> _EXERCISE MATERIALS_
— start —

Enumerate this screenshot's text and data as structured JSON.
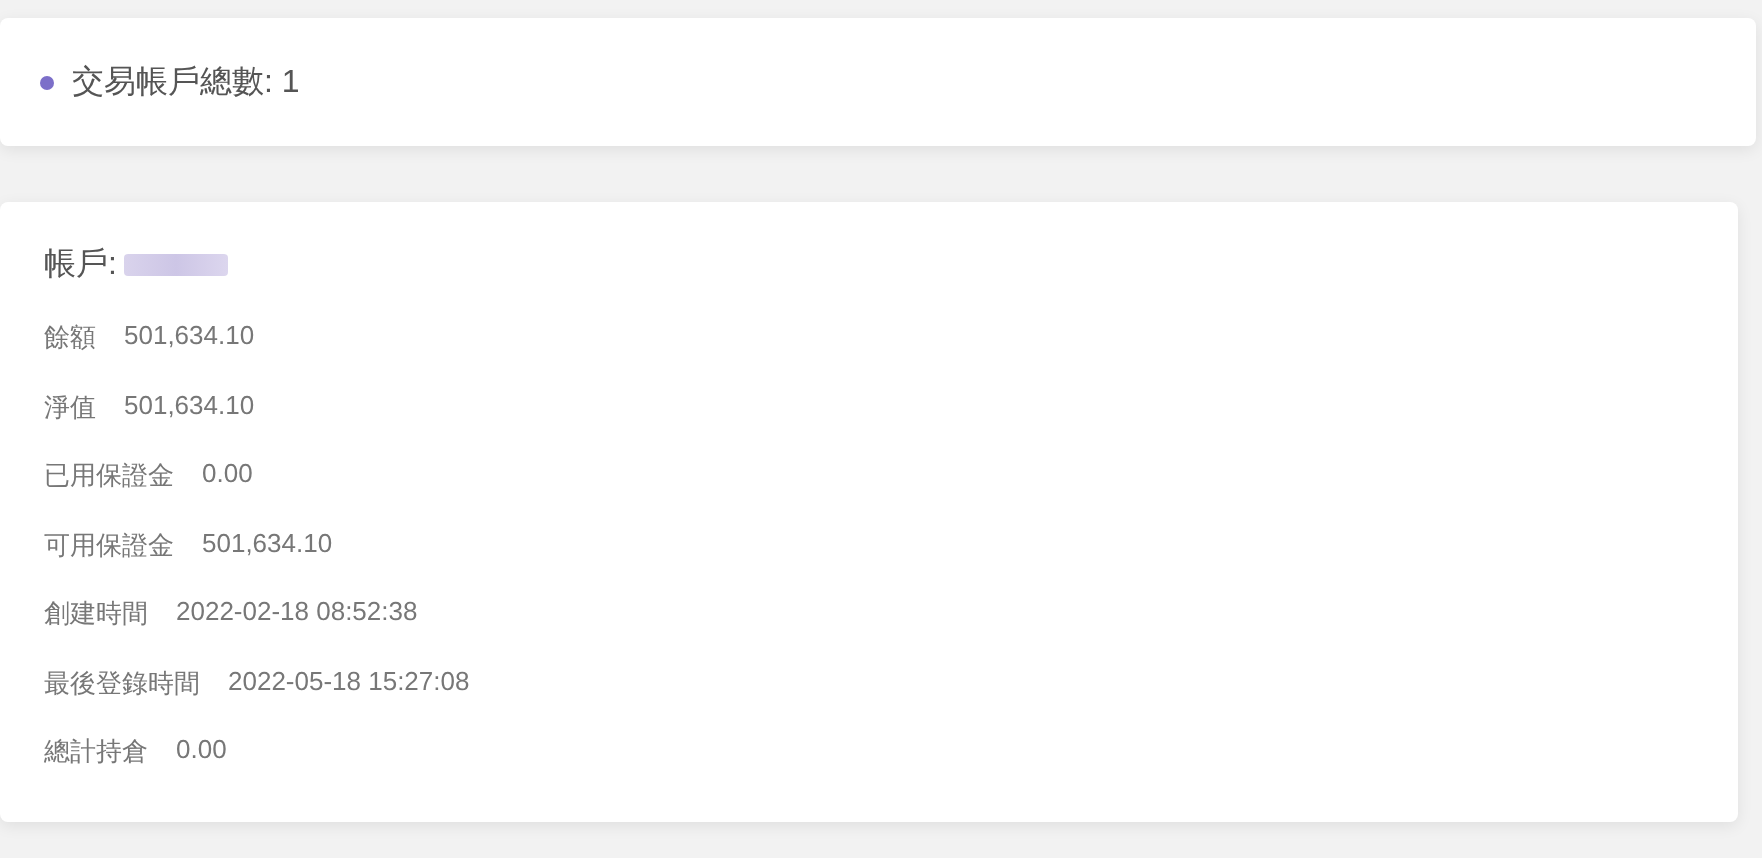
{
  "summary": {
    "label": "交易帳戶總數: 1",
    "color": "#7c6fc9"
  },
  "account": {
    "title": "帳戶:",
    "number_redacted": true,
    "fields": [
      {
        "label": "餘額",
        "value": "501,634.10"
      },
      {
        "label": "淨值",
        "value": "501,634.10"
      },
      {
        "label": "已用保證金",
        "value": "0.00"
      },
      {
        "label": "可用保證金",
        "value": "501,634.10"
      },
      {
        "label": "創建時間",
        "value": "2022-02-18 08:52:38"
      },
      {
        "label": "最後登錄時間",
        "value": "2022-05-18 15:27:08"
      },
      {
        "label": "總計持倉",
        "value": "0.00"
      }
    ]
  }
}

— end —

> _WHAT THE TASK REQUIRES_
Copy out each line of the entries that holds "label".

> _RESULT OF THIS EXERCISE_
    "label": "交易帳戶總數: 1",
        "label": "餘額",
        "label": "淨值",
        "label": "已用保證金",
        "label": "可用保證金",
        "label": "創建時間",
        "label": "最後登錄時間",
        "label": "總計持倉",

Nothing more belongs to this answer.